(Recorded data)

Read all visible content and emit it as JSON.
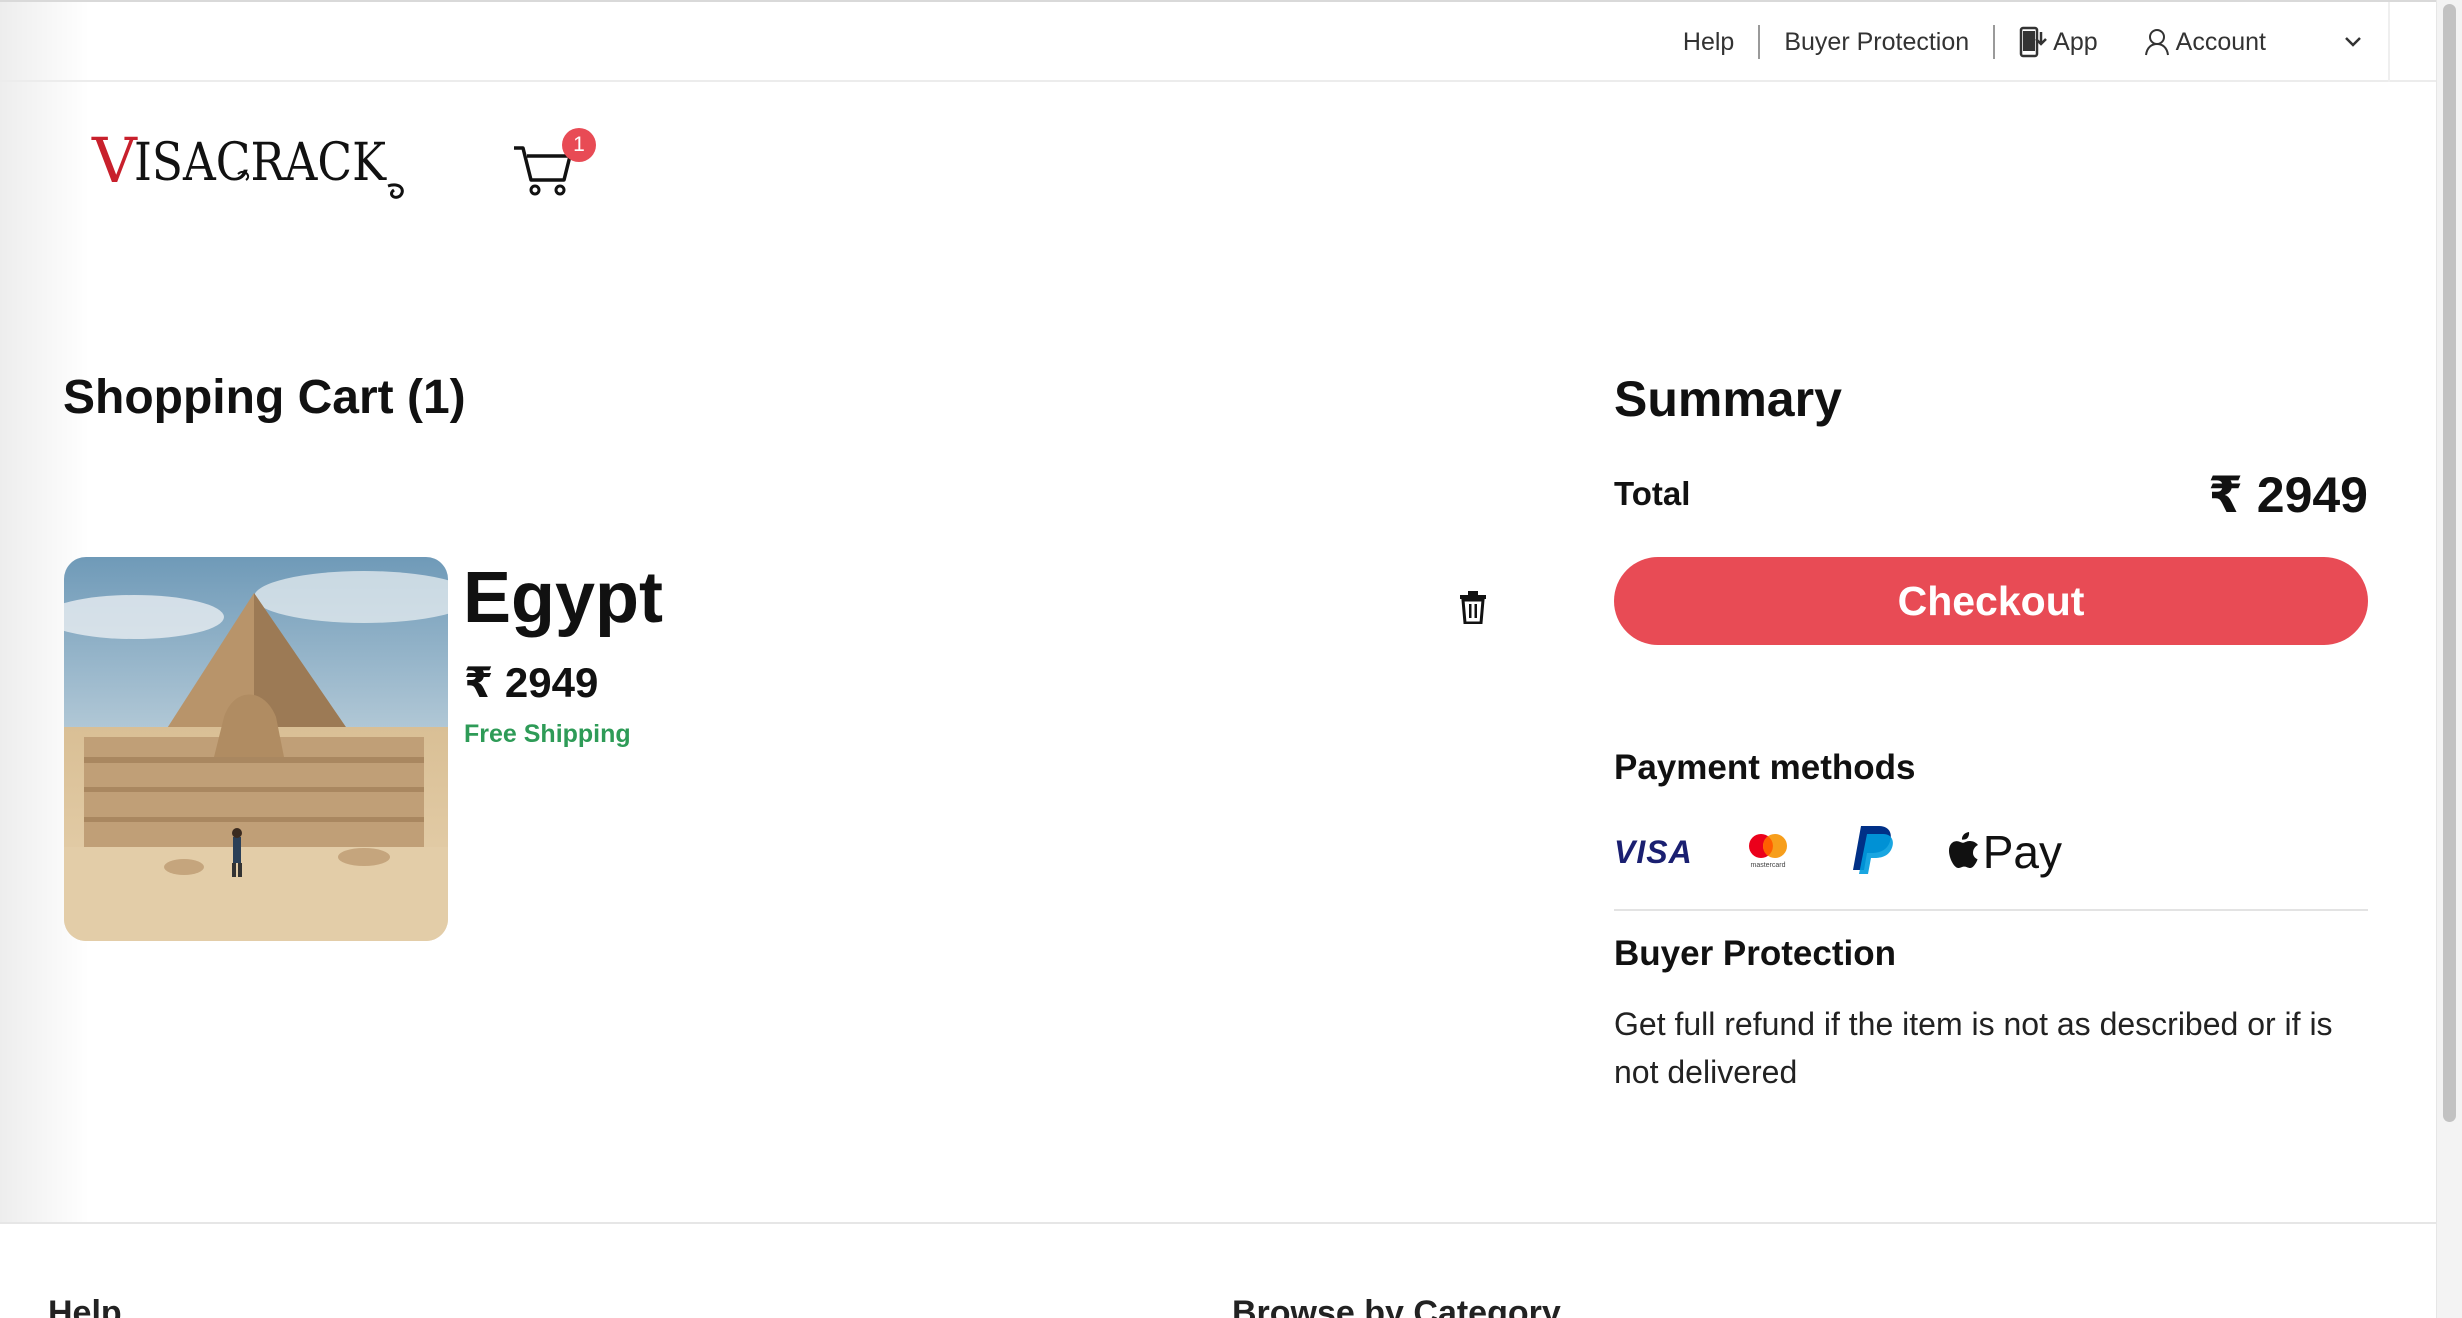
{
  "topbar": {
    "help": "Help",
    "buyer_protection": "Buyer Protection",
    "app": "App",
    "account": "Account"
  },
  "header": {
    "logo_text": "VISACRACK",
    "cart_count": "1"
  },
  "cart": {
    "title": "Shopping Cart (1)",
    "items": [
      {
        "name": "Egypt",
        "price": "₹ 2949",
        "shipping": "Free Shipping",
        "image_icon": "egypt-pyramid-photo"
      }
    ]
  },
  "summary": {
    "title": "Summary",
    "total_label": "Total",
    "total_value": "₹ 2949",
    "checkout_label": "Checkout",
    "payment_methods_title": "Payment methods",
    "payment_methods": [
      "VISA",
      "mastercard",
      "PayPal",
      "Apple Pay"
    ],
    "visa_label": "VISA",
    "mastercard_label": "mastercard",
    "apple_pay_label": "Pay",
    "buyer_protection_title": "Buyer Protection",
    "buyer_protection_text": "Get full refund if the item is not as described or if is not delivered"
  },
  "footer": {
    "help_heading": "Help",
    "browse_heading": "Browse by Category"
  },
  "colors": {
    "accent": "#e84b55",
    "shipping_green": "#2e9b57",
    "visa_blue": "#1a1f71",
    "paypal_blue": "#003087"
  }
}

**Task**
Transcribe the material exactly, and leave out whatever pictures it holds.

**Solution**
Read all visible content and emit it as JSON.
{
  "topbar": {
    "help": "Help",
    "buyer_protection": "Buyer Protection",
    "app": "App",
    "account": "Account"
  },
  "header": {
    "logo_text": "VISACRACK",
    "cart_count": "1"
  },
  "cart": {
    "title": "Shopping Cart (1)",
    "items": [
      {
        "name": "Egypt",
        "price": "₹ 2949",
        "shipping": "Free Shipping",
        "image_icon": "egypt-pyramid-photo"
      }
    ]
  },
  "summary": {
    "title": "Summary",
    "total_label": "Total",
    "total_value": "₹ 2949",
    "checkout_label": "Checkout",
    "payment_methods_title": "Payment methods",
    "payment_methods": [
      "VISA",
      "mastercard",
      "PayPal",
      "Apple Pay"
    ],
    "visa_label": "VISA",
    "mastercard_label": "mastercard",
    "apple_pay_label": "Pay",
    "buyer_protection_title": "Buyer Protection",
    "buyer_protection_text": "Get full refund if the item is not as described or if is not delivered"
  },
  "footer": {
    "help_heading": "Help",
    "browse_heading": "Browse by Category"
  },
  "colors": {
    "accent": "#e84b55",
    "shipping_green": "#2e9b57",
    "visa_blue": "#1a1f71",
    "paypal_blue": "#003087"
  }
}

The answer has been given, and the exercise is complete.